Directions for this task:
Go through the data below. List every line that holds the word "отопительному".

Dataset rows:
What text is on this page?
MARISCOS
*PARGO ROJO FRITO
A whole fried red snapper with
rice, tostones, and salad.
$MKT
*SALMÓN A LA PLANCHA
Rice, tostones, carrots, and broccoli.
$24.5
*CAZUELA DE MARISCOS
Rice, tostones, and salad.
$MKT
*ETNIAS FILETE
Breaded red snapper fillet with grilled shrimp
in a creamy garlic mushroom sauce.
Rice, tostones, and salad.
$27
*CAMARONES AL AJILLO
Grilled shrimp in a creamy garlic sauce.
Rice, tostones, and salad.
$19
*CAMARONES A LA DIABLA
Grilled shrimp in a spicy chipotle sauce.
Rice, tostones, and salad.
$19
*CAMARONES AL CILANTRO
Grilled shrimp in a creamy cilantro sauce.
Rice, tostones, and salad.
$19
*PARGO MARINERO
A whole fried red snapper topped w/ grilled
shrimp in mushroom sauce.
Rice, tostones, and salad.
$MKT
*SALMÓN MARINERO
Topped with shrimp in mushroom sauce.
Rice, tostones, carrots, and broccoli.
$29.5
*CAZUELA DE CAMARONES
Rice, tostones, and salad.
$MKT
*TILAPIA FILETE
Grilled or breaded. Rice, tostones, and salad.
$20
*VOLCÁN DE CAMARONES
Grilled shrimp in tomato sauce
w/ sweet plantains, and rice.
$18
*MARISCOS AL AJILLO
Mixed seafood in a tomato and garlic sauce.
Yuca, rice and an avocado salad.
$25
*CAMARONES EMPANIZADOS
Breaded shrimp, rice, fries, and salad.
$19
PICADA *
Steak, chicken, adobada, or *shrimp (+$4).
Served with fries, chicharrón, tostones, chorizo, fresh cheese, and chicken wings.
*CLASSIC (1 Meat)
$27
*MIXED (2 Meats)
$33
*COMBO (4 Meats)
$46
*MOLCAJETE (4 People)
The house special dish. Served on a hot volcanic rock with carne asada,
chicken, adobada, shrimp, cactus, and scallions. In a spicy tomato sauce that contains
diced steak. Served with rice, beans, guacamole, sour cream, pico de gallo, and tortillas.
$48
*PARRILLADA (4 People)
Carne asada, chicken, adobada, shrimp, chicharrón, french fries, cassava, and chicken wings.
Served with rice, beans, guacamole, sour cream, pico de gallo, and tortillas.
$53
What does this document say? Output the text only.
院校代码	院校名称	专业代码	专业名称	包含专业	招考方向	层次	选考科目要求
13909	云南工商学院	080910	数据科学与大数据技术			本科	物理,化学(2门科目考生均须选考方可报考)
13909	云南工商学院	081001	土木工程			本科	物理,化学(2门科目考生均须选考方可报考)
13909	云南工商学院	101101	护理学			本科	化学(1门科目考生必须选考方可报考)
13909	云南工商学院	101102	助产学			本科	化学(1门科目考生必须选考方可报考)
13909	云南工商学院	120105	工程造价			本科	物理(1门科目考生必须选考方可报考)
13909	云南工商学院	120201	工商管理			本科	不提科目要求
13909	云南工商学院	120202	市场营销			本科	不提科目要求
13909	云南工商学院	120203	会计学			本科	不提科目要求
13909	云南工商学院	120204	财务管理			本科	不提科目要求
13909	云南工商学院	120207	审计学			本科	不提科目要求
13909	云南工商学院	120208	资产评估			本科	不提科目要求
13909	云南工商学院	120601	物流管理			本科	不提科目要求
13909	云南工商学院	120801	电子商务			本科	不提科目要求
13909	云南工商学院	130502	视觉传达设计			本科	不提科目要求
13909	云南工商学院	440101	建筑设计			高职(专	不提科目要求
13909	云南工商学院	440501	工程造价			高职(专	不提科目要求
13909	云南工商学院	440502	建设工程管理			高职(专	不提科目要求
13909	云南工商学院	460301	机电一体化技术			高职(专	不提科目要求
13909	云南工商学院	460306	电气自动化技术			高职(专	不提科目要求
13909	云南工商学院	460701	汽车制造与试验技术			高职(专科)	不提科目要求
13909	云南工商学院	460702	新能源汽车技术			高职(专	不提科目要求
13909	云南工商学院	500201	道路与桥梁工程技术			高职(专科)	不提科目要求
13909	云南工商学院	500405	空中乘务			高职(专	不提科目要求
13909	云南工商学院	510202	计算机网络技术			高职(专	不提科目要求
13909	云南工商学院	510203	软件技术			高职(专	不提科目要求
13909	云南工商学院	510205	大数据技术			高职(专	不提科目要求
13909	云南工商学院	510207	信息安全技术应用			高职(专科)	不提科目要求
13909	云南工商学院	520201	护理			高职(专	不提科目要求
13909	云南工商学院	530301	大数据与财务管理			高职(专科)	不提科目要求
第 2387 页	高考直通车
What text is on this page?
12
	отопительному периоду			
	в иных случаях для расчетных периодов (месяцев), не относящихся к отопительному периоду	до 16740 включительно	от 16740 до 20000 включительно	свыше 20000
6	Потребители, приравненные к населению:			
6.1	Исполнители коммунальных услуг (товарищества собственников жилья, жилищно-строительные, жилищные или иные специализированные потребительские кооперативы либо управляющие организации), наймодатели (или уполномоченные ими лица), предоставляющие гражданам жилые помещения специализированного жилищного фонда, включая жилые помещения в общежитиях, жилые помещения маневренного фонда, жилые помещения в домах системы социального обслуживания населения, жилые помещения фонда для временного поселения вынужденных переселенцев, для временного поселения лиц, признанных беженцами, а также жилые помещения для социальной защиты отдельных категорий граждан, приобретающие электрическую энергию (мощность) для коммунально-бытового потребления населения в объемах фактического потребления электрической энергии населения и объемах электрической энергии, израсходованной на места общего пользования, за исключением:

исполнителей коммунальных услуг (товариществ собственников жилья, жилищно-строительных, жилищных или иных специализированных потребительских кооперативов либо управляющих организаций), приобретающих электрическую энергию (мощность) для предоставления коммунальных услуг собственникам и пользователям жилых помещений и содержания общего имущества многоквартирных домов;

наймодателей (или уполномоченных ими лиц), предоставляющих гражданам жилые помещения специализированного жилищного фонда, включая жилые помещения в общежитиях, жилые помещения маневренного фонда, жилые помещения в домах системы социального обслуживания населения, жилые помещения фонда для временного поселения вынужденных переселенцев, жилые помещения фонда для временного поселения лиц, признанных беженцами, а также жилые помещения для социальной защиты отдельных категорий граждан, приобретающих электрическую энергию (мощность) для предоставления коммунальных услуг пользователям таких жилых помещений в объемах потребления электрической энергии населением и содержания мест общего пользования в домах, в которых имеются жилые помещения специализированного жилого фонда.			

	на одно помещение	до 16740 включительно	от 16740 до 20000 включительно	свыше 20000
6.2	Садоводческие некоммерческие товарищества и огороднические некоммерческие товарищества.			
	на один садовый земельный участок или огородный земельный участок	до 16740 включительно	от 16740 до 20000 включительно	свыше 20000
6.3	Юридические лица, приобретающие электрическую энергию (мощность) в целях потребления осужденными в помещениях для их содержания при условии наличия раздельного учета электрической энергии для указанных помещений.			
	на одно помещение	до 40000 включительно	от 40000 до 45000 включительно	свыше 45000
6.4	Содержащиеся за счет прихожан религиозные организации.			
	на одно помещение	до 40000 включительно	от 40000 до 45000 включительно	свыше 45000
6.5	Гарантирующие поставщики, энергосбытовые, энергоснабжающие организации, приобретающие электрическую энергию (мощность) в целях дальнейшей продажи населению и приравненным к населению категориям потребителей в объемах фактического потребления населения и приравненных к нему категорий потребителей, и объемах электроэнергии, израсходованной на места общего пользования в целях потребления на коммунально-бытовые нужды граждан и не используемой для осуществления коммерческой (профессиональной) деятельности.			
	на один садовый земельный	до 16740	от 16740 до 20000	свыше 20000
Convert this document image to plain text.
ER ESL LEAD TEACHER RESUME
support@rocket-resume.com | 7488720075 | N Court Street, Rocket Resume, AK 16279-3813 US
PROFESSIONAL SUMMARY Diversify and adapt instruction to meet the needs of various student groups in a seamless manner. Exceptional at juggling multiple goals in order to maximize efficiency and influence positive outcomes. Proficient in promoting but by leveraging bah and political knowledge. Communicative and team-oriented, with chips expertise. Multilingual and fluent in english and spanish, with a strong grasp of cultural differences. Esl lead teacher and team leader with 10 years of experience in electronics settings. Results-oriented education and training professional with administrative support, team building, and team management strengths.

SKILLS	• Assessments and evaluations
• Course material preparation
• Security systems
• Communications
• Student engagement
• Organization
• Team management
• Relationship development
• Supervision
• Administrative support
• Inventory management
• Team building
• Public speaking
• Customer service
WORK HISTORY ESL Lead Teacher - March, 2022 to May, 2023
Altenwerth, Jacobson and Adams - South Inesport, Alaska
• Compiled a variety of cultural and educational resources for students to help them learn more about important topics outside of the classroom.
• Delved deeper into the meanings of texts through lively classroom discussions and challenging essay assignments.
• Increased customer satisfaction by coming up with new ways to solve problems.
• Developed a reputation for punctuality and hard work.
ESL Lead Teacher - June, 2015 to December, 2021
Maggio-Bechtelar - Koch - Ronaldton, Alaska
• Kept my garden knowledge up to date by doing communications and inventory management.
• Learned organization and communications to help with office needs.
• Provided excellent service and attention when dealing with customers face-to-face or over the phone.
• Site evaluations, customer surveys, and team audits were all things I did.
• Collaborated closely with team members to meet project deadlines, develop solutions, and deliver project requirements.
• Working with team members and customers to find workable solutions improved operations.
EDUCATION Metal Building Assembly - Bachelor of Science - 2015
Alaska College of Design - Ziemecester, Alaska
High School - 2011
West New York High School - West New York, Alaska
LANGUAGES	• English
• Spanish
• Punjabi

Result of the exercise:
	отопительному периоду			
	в иных случаях для расчетных периодов (месяцев), не относящихся к отопительному периоду	до 16740 включительно	от 16740 до 20000 включительно	свыше 20000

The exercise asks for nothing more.